*Exercise prompt*. Make an exact copy of the listing below.
== == ==
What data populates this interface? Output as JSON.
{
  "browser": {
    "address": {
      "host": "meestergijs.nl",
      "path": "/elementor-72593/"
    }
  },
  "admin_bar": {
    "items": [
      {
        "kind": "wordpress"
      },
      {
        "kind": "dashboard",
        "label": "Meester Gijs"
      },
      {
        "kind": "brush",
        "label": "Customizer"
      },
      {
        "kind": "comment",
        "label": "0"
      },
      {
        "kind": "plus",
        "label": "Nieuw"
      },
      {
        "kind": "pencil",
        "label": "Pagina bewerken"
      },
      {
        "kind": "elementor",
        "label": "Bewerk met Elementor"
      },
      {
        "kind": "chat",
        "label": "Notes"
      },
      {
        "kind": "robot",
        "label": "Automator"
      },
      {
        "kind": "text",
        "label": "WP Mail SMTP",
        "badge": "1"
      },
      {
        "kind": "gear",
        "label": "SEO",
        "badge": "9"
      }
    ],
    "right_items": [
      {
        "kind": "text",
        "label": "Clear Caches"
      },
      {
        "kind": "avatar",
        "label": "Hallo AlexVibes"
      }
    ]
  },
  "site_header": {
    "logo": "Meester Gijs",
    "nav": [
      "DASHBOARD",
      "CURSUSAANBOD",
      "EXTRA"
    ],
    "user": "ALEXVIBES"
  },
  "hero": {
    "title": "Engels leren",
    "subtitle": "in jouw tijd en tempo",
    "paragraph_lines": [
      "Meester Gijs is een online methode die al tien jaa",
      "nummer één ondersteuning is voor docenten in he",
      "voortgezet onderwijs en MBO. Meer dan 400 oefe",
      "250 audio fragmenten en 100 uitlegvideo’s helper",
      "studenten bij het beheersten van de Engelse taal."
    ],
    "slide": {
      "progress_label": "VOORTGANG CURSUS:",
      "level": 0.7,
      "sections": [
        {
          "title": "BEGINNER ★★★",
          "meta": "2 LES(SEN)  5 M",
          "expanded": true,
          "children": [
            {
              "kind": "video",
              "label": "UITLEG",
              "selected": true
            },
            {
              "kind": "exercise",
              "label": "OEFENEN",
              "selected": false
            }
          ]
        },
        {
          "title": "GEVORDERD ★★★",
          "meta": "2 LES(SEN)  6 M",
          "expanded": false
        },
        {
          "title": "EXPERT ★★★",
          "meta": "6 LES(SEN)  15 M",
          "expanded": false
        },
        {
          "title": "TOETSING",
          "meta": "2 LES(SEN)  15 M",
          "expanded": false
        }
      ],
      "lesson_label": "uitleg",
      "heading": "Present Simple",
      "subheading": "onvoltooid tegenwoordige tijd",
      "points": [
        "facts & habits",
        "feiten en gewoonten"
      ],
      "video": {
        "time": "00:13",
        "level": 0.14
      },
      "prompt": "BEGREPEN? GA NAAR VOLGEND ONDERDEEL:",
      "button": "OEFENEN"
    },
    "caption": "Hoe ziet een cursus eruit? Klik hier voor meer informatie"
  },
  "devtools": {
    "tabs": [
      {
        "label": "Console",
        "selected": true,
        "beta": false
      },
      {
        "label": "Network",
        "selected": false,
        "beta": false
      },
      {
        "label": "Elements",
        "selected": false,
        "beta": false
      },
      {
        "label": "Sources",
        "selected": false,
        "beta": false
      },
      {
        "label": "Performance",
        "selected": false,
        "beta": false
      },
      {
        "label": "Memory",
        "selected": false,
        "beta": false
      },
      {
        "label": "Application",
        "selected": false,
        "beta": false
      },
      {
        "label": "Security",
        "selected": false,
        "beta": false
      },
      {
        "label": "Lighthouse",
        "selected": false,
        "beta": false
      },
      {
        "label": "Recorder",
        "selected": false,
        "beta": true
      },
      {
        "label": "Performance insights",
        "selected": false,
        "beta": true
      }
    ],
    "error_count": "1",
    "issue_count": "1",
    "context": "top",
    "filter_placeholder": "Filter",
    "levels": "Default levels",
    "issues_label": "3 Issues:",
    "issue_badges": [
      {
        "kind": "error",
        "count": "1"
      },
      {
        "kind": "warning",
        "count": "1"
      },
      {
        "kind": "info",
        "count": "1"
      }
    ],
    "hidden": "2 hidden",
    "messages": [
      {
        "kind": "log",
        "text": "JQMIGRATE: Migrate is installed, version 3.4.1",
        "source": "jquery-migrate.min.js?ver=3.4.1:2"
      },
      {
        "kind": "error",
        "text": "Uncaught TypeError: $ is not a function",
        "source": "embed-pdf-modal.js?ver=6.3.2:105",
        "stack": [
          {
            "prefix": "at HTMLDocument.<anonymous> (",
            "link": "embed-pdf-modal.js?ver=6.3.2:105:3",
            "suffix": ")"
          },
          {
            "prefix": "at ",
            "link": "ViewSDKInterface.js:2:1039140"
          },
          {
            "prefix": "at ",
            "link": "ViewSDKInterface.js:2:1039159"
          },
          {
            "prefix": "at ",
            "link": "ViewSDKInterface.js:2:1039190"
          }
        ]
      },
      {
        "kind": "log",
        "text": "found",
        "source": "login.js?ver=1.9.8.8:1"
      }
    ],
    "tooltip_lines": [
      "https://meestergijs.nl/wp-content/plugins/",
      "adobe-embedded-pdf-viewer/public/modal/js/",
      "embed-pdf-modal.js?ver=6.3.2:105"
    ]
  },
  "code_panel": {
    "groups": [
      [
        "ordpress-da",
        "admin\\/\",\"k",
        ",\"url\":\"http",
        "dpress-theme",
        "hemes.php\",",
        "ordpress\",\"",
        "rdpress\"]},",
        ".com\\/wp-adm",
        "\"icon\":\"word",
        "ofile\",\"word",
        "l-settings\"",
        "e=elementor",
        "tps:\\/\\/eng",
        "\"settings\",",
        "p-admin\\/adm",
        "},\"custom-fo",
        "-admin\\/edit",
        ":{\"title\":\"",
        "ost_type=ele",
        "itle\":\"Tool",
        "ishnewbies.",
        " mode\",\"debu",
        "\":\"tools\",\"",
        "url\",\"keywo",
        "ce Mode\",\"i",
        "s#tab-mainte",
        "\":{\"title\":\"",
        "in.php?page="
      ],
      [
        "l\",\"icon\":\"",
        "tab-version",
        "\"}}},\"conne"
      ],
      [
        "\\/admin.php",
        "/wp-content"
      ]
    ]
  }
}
== == ==
*Full response*.
What data populates this interface? Output as JSON.
{
  "browser": {
    "address": {
      "host": "meestergijs.nl",
      "path": "/elementor-72593/"
    }
  },
  "admin_bar": {
    "items": [
      {
        "kind": "wordpress"
      },
      {
        "kind": "dashboard",
        "label": "Meester Gijs"
      },
      {
        "kind": "brush",
        "label": "Customizer"
      },
      {
        "kind": "comment",
        "label": "0"
      },
      {
        "kind": "plus",
        "label": "Nieuw"
      },
      {
        "kind": "pencil",
        "label": "Pagina bewerken"
      },
      {
        "kind": "elementor",
        "label": "Bewerk met Elementor"
      },
      {
        "kind": "chat",
        "label": "Notes"
      },
      {
        "kind": "robot",
        "label": "Automator"
      },
      {
        "kind": "text",
        "label": "WP Mail SMTP",
        "badge": "1"
      },
      {
        "kind": "gear",
        "label": "SEO",
        "badge": "9"
      }
    ],
    "right_items": [
      {
        "kind": "text",
        "label": "Clear Caches"
      },
      {
        "kind": "avatar",
        "label": "Hallo AlexVibes"
      }
    ]
  },
  "site_header": {
    "logo": "Meester Gijs",
    "nav": [
      "DASHBOARD",
      "CURSUSAANBOD",
      "EXTRA"
    ],
    "user": "ALEXVIBES"
  },
  "hero": {
    "title": "Engels leren",
    "subtitle": "in jouw tijd en tempo",
    "paragraph_lines": [
      "Meester Gijs is een online methode die al tien jaa",
      "nummer één ondersteuning is voor docenten in he",
      "voortgezet onderwijs en MBO. Meer dan 400 oefe",
      "250 audio fragmenten en 100 uitlegvideo’s helper",
      "studenten bij het beheersten van de Engelse taal."
    ],
    "slide": {
      "progress_label": "VOORTGANG CURSUS:",
      "level": 0.7,
      "sections": [
        {
          "title": "BEGINNER ★★★",
          "meta": "2 LES(SEN)  5 M",
          "expanded": true,
          "children": [
            {
              "kind": "video",
              "label": "UITLEG",
              "selected": true
            },
            {
              "kind": "exercise",
              "label": "OEFENEN",
              "selected": false
            }
          ]
        },
        {
          "title": "GEVORDERD ★★★",
          "meta": "2 LES(SEN)  6 M",
          "expanded": false
        },
        {
          "title": "EXPERT ★★★",
          "meta": "6 LES(SEN)  15 M",
          "expanded": false
        },
        {
          "title": "TOETSING",
          "meta": "2 LES(SEN)  15 M",
          "expanded": false
        }
      ],
      "lesson_label": "uitleg",
      "heading": "Present Simple",
      "subheading": "onvoltooid tegenwoordige tijd",
      "points": [
        "facts & habits",
        "feiten en gewoonten"
      ],
      "video": {
        "time": "00:13",
        "level": 0.14
      },
      "prompt": "BEGREPEN? GA NAAR VOLGEND ONDERDEEL:",
      "button": "OEFENEN"
    },
    "caption": "Hoe ziet een cursus eruit? Klik hier voor meer informatie"
  },
  "devtools": {
    "tabs": [
      {
        "label": "Console",
        "selected": true,
        "beta": false
      },
      {
        "label": "Network",
        "selected": false,
        "beta": false
      },
      {
        "label": "Elements",
        "selected": false,
        "beta": false
      },
      {
        "label": "Sources",
        "selected": false,
        "beta": false
      },
      {
        "label": "Performance",
        "selected": false,
        "beta": false
      },
      {
        "label": "Memory",
        "selected": false,
        "beta": false
      },
      {
        "label": "Application",
        "selected": false,
        "beta": false
      },
      {
        "label": "Security",
        "selected": false,
        "beta": false
      },
      {
        "label": "Lighthouse",
        "selected": false,
        "beta": false
      },
      {
        "label": "Recorder",
        "selected": false,
        "beta": true
      },
      {
        "label": "Performance insights",
        "selected": false,
        "beta": true
      }
    ],
    "error_count": "1",
    "issue_count": "1",
    "context": "top",
    "filter_placeholder": "Filter",
    "levels": "Default levels",
    "issues_label": "3 Issues:",
    "issue_badges": [
      {
        "kind": "error",
        "count": "1"
      },
      {
        "kind": "warning",
        "count": "1"
      },
      {
        "kind": "info",
        "count": "1"
      }
    ],
    "hidden": "2 hidden",
    "messages": [
      {
        "kind": "log",
        "text": "JQMIGRATE: Migrate is installed, version 3.4.1",
        "source": "jquery-migrate.min.js?ver=3.4.1:2"
      },
      {
        "kind": "error",
        "text": "Uncaught TypeError: $ is not a function",
        "source": "embed-pdf-modal.js?ver=6.3.2:105",
        "stack": [
          {
            "prefix": "at HTMLDocument.<anonymous> (",
            "link": "embed-pdf-modal.js?ver=6.3.2:105:3",
            "suffix": ")"
          },
          {
            "prefix": "at ",
            "link": "ViewSDKInterface.js:2:1039140"
          },
          {
            "prefix": "at ",
            "link": "ViewSDKInterface.js:2:1039159"
          },
          {
            "prefix": "at ",
            "link": "ViewSDKInterface.js:2:1039190"
          }
        ]
      },
      {
        "kind": "log",
        "text": "found",
        "source": "login.js?ver=1.9.8.8:1"
      }
    ],
    "tooltip_lines": [
      "https://meestergijs.nl/wp-content/plugins/",
      "adobe-embedded-pdf-viewer/public/modal/js/",
      "embed-pdf-modal.js?ver=6.3.2:105"
    ]
  },
  "code_panel": {
    "groups": [
      [
        "ordpress-da",
        "admin\\/\",\"k",
        ",\"url\":\"http",
        "dpress-theme",
        "hemes.php\",",
        "ordpress\",\"",
        "rdpress\"]},",
        ".com\\/wp-adm",
        "\"icon\":\"word",
        "ofile\",\"word",
        "l-settings\"",
        "e=elementor",
        "tps:\\/\\/eng",
        "\"settings\",",
        "p-admin\\/adm",
        "},\"custom-fo",
        "-admin\\/edit",
        ":{\"title\":\"",
        "ost_type=ele",
        "itle\":\"Tool",
        "ishnewbies.",
        " mode\",\"debu",
        "\":\"tools\",\"",
        "url\",\"keywo",
        "ce Mode\",\"i",
        "s#tab-mainte",
        "\":{\"title\":\"",
        "in.php?page="
      ],
      [
        "l\",\"icon\":\"",
        "tab-version",
        "\"}}},\"conne"
      ],
      [
        "\\/admin.php",
        "/wp-content"
      ]
    ]
  }
}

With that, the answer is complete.